● Problem requirements:
Write out the listing below without alteration, omitting its pictures.

● Data listing:
● ● ● ●

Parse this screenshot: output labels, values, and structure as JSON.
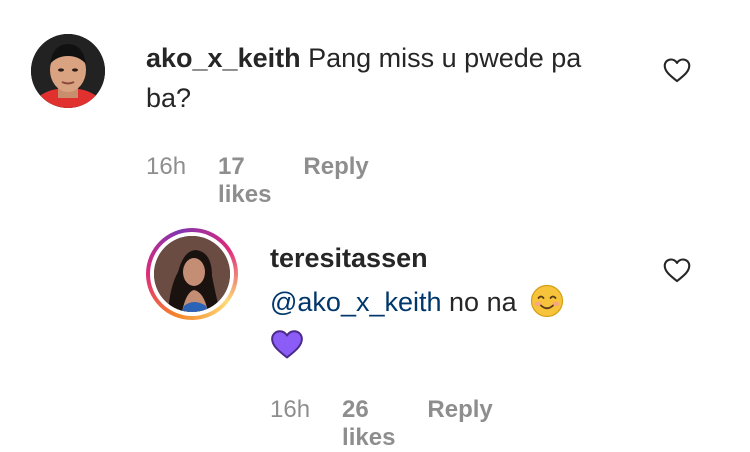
{
  "comments": [
    {
      "username": "ako_x_keith",
      "text": "Pang miss u pwede pa ba?",
      "time": "16h",
      "likes": "17 likes",
      "reply_label": "Reply",
      "avatar_icon": "user-avatar-icon",
      "like_icon": "heart-outline-icon"
    },
    {
      "username": "teresitassen",
      "mention": "@ako_x_keith",
      "text": "no na",
      "emojis": [
        "smiling-face-emoji",
        "purple-heart-emoji"
      ],
      "time": "16h",
      "likes": "26 likes",
      "reply_label": "Reply",
      "avatar_icon": "user-avatar-icon",
      "like_icon": "heart-outline-icon"
    }
  ],
  "colors": {
    "text": "#262626",
    "secondary": "#8e8e8e",
    "mention": "#00376b",
    "story_ring": "#dd2a7b",
    "purple_heart": "#8b5cf6",
    "emoji_yellow": "#f7c33b"
  }
}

● ● ● ●

● Exercise response:
Parse this screenshot: output labels, values, and structure as JSON.
{
  "comments": [
    {
      "username": "ako_x_keith",
      "text": "Pang miss u pwede pa ba?",
      "time": "16h",
      "likes": "17 likes",
      "reply_label": "Reply",
      "avatar_icon": "user-avatar-icon",
      "like_icon": "heart-outline-icon"
    },
    {
      "username": "teresitassen",
      "mention": "@ako_x_keith",
      "text": "no na",
      "emojis": [
        "smiling-face-emoji",
        "purple-heart-emoji"
      ],
      "time": "16h",
      "likes": "26 likes",
      "reply_label": "Reply",
      "avatar_icon": "user-avatar-icon",
      "like_icon": "heart-outline-icon"
    }
  ],
  "colors": {
    "text": "#262626",
    "secondary": "#8e8e8e",
    "mention": "#00376b",
    "story_ring": "#dd2a7b",
    "purple_heart": "#8b5cf6",
    "emoji_yellow": "#f7c33b"
  }
}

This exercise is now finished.